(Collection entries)
☆ ☆ ☆ ☆
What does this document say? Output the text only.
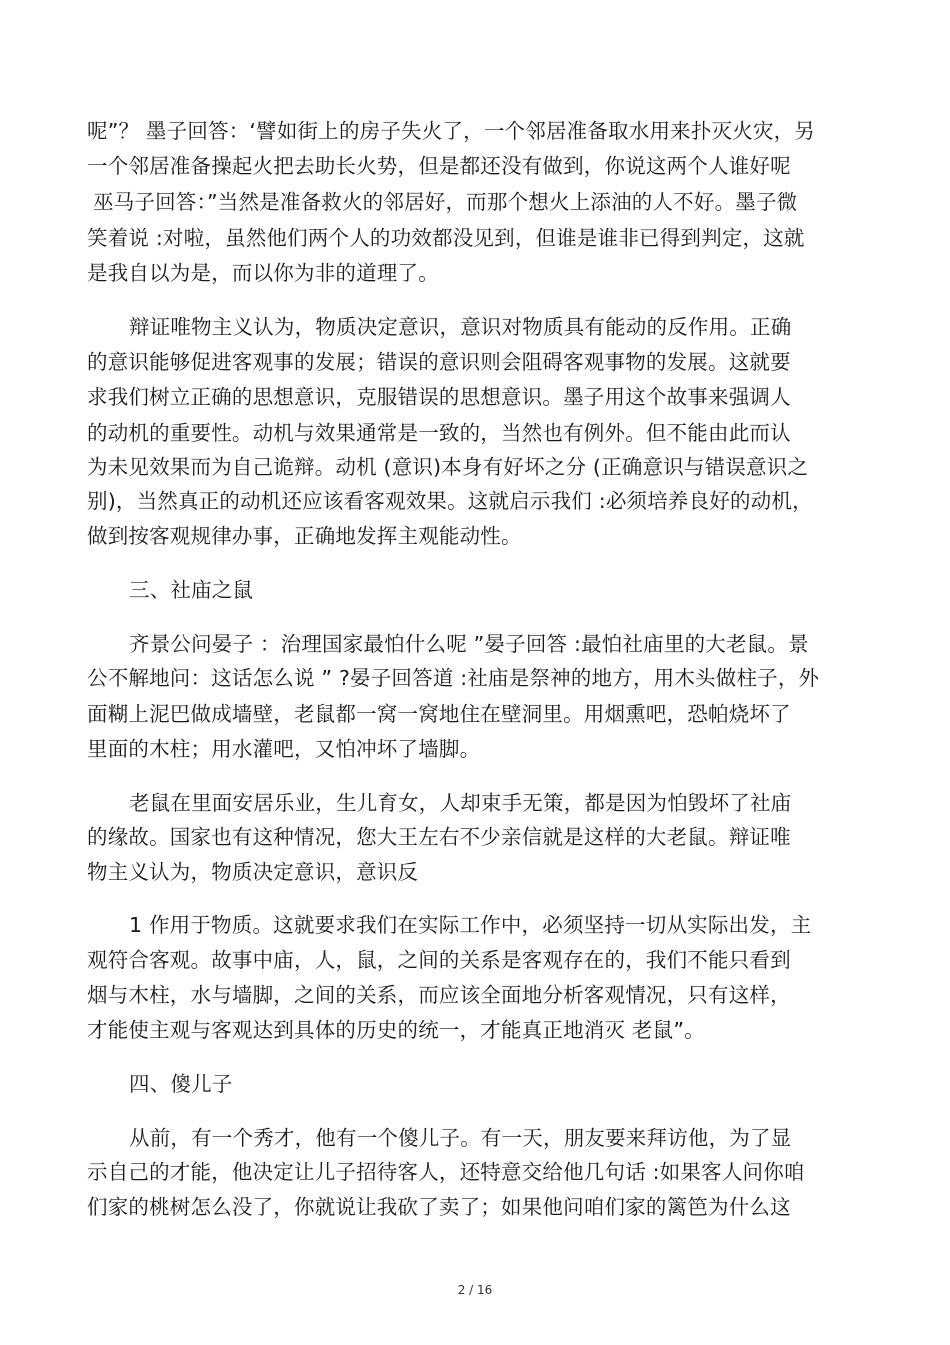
呢”？ 墨子回答：‘譬如街上的房子失火了，一个邻居准备取水用来扑灭火灾，另
一个邻居准备操起火把去助长火势，但是都还没有做到，你说这两个人谁好呢
巫马子回答：”当然是准备救火的邻居好，而那个想火上添油的人不好。墨子微
笑着说 :对啦，虽然他们两个人的功效都没见到，但谁是谁非已得到判定，这就
是我自以为是，而以你为非的道理了。
辩证唯物主义认为，物质决定意识，意识对物质具有能动的反作用。正确
的意识能够促进客观事的发展；错误的意识则会阻碍客观事物的发展。这就要
求我们树立正确的思想意识，克服错误的思想意识。墨子用这个故事来强调人
的动机的重要性。动机与效果通常是一致的，当然也有例外。但不能由此而认
为未见效果而为自己诡辩。动机 (意识)本身有好坏之分 (正确意识与错误意识之
别)，当然真正的动机还应该看客观效果。这就启示我们 :必须培养良好的动机，
做到按客观规律办事，正确地发挥主观能动性。
三、社庙之鼠
齐景公问晏子 ：治理国家最怕什么呢 ”晏子回答 :最怕社庙里的大老鼠。景
公不解地问：这话怎么说 ” ?晏子回答道 :社庙是祭神的地方，用木头做柱子，外
面糊上泥巴做成墙壁，老鼠都一窝一窝地住在壁洞里。用烟熏吧，恐帕烧坏了
里面的木柱；用水灌吧，又怕冲坏了墙脚。
老鼠在里面安居乐业，生儿育女，人却束手无策，都是因为怕毁坏了社庙
的缘故。国家也有这种情况，您大王左右不少亲信就是这样的大老鼠。辩证唯
物主义认为，物质决定意识，意识反
1 作用于物质。这就要求我们在实际工作中，必须坚持一切从实际出发，主
观符合客观。故事中庙，人，鼠，之间的关系是客观存在的，我们不能只看到
烟与木柱，水与墙脚，之间的关系，而应该全面地分析客观情况，只有这样，
才能使主观与客观达到具体的历史的统一，才能真正地消灭 老鼠”。
四、傻儿子
从前，有一个秀才，他有一个傻儿子。有一天，朋友要来拜访他，为了显
示自己的才能，他决定让儿子招待客人，还特意交给他几句话 :如果客人问你咱
们家的桃树怎么没了，你就说让我砍了卖了；如果他问咱们家的篱笆为什么这
2 / 16
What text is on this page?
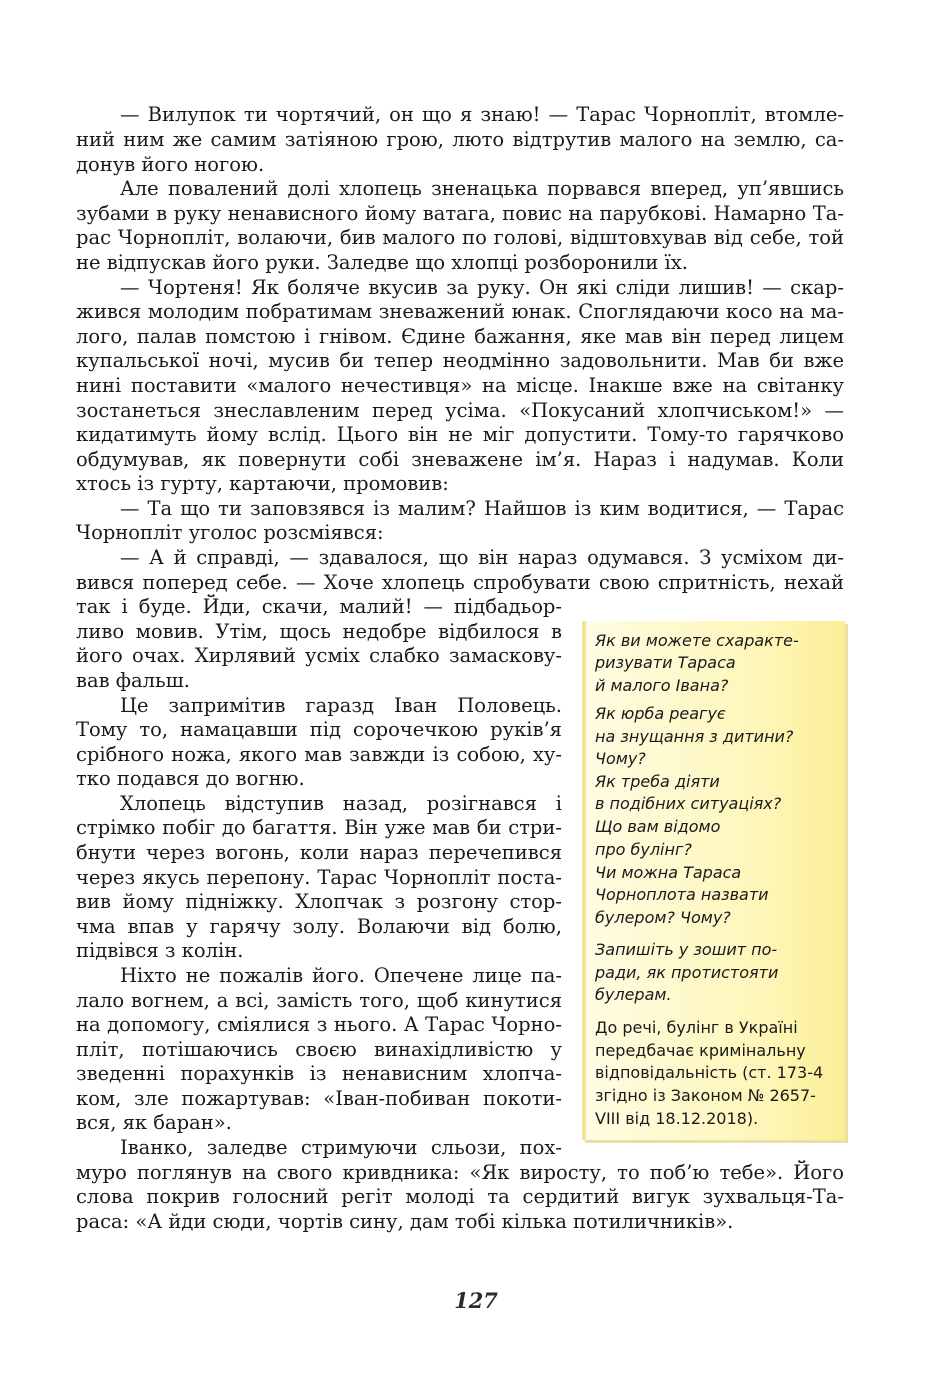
— Вилупок ти чортячий, он що я знаю! — Тарас Чорноплiт, втомле-
ний ним же самим затiяною грою, люто вiдтрутив малого на землю, са-
донув його ногою.
Але повалений долi хлопець зненацька порвався вперед, уп’явшись
зубами в руку ненависного йому ватага, повис на парубковi. Намарно Та-
рас Чорноплiт, волаючи, бив малого по головi, вiдштовхував вiд себе, той
не вiдпускав його руки. Заледве що хлопцi розборонили їх.
— Чортеня! Як болячe вкусив за руку. Он якi слiди лишив! — скар-
жився молодим побратимам зневажений юнак. Споглядаючи косо на ма-
лого, палав помстою i гнiвом. Єдине бажання, яке мав вiн перед лицем
купальської ночi, мусив би тепер неодмiнно задовольнити. Мав би вже
нинi поставити «малого нечестивця» на мiсце. Iнакше вже на свiтанку
зостанеться знеславленим перед усiма. «Покусаний хлопчиськом!» —
кидатимуть йому вслiд. Цього вiн не мiг допустити. Тому-то гарячково
обдумував, як повернути собi зневажене iм’я. Нараз i надумав. Коли
хтось iз гурту, картаючи, промовив:
— Та що ти заповзявся iз малим? Найшов iз ким водитися, — Тарас
Чорноплiт уголос розсмiявся:
— А й справдi, — здавалося, що вiн нараз одумався. З усмiхом ди-
вився поперед себе. — Хоче хлопець спробувати свою спритнiсть, нехай
так i буде. Йди, скачи, малий! — пiдбадьор-
ливо мовив. Утiм, щось недобре вiдбилося в
його очах. Хирлявий усмiх слабко замаскову-
вав фальш.
Це запримiтив гаразд Iван Половець.
Тому то, намацавши пiд сорочечкою рукiв’я
срiбного ножа, якого мав завжди iз собою, ху-
тко подався до вогню.
Хлопець вiдступив назад, розiгнався i
стрiмко побiг до багаття. Вiн уже мав би стри-
бнути через вогонь, коли нараз перечепився
через якусь перепону. Тарас Чорноплiт поста-
вив йому пiднiжку. Хлопчак з розгону стор-
чма впав у гарячу золу. Волаючи вiд болю,
пiдвiвся з колiн.
Нiхто не пожалiв його. Опечене лице па-
лало вогнем, а всi, замiсть того, щоб кинутися
на допомогу, смiялися з нього. А Тарас Чорно-
плiт, потiшаючись своєю винахiдливiстю у
зведеннi порахункiв iз ненависним хлопча-
ком, зле пожартував: «Iван-побиван покоти-
вся, як баран».
Iванко, заледве стримуючи сльози, пох-
муро поглянув на свого кривдника: «Як виросту, то поб’ю тебе». Його
слова покрив голосний регiт молодi та сердитий вигук зухвальця-Та-
раса: «А йди сюди, чортiв сину, дам тобi кiлька потиличникiв».
Як ви можете схаракте-
ризувати Тараса
й малого Івана?
Як юрба реагує
на знущання з дитини?
Чому?
Як треба діяти
в подібних ситуаціях?
Що вам відомо
про булінг?
Чи можна Тараса
Чорноплота назвати
булером? Чому?
Запишіть у зошит по-
ради, як протистояти
булерам.
До речі, булінг в Україні
передбачає кримінальну
відповідальність (ст. 173-4
згідно із Законом № 2657-
VIII від 18.12.2018).
127
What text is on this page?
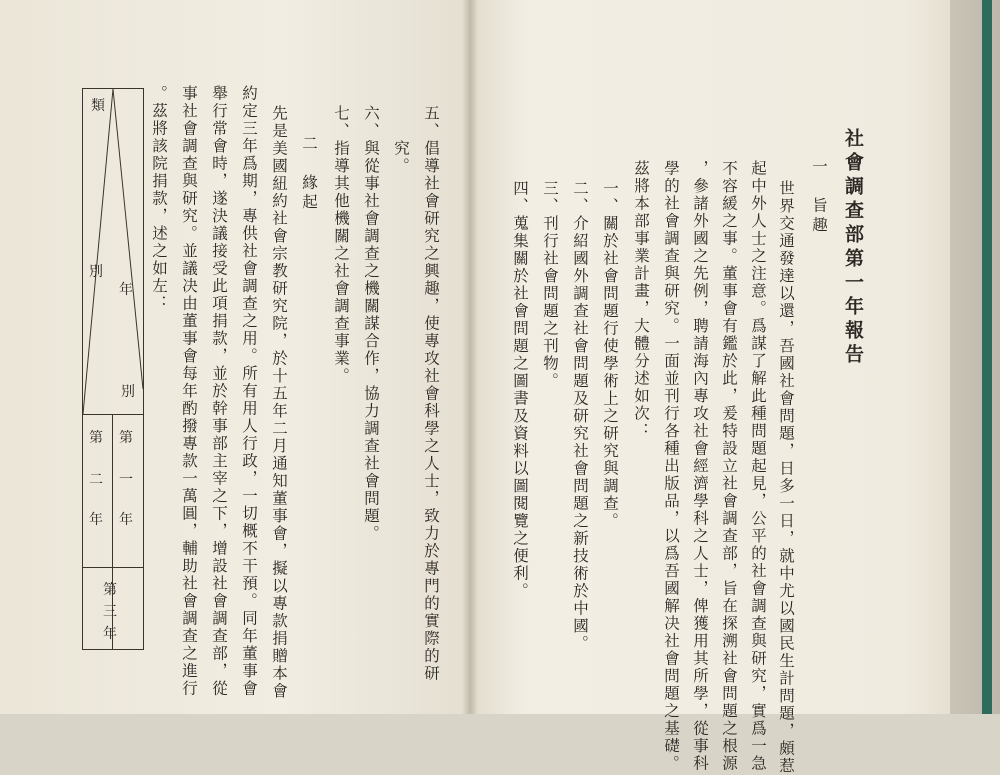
社會調查部第一年報告
一　旨趣
世界交通發達以還，吾國社會問題，日多一日，就中尤以國民生計問題，頗惹
起中外人士之注意。爲謀了解此種問題起見，公平的社會調查與研究，實爲一急
不容緩之事。董事會有鑑於此，爰特設立社會調查部，旨在探溯社會問題之根源
，參諸外國之先例，聘請海內專攻社會經濟學科之人士，俾獲用其所學，從事科
學的社會調查與研究。一面並刊行各種出版品，以爲吾國解决社會問題之基礎。
茲將本部事業計畫，大體分述如次：
一、關於社會問題行使學術上之研究與調查。
二、介紹國外調查社會問題及研究社會問題之新技術於中國。
三、刊行社會問題之刊物。
四、蒐集關於社會問題之圖書及資料以圖閱覽之便利。
五、倡導社會研究之興趣，使專攻社會科學之人士，致力於專門的實際的研
究。
六、與從事社會調查之機關謀合作，協力調查社會問題。
七、指導其他機關之社會調查事業。
二　緣起
先是美國紐約社會宗教研究院，於十五年二月通知董事會，擬以專款捐贈本會
約定三年爲期，專供社會調查之用。所有用人行政，一切概不干預。同年董事會
舉行常會時，遂決議接受此項捐款，並於幹事部主宰之下，增設社會調查部，從
事社會調查與研究。並議决由董事會每年酌撥專款一萬圓，輔助社會調查之進行
。茲將該院捐款，述之如左：
類
別
年
別
第
一
年
第
二
年
第
三
年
☆ ☆ ☆ ☆
▶ _WHAT YOU HAVE TO DO_: The required output is the number of lines containing the word "через", and nothing besides.

▶ _FULL RESPONSE_: 2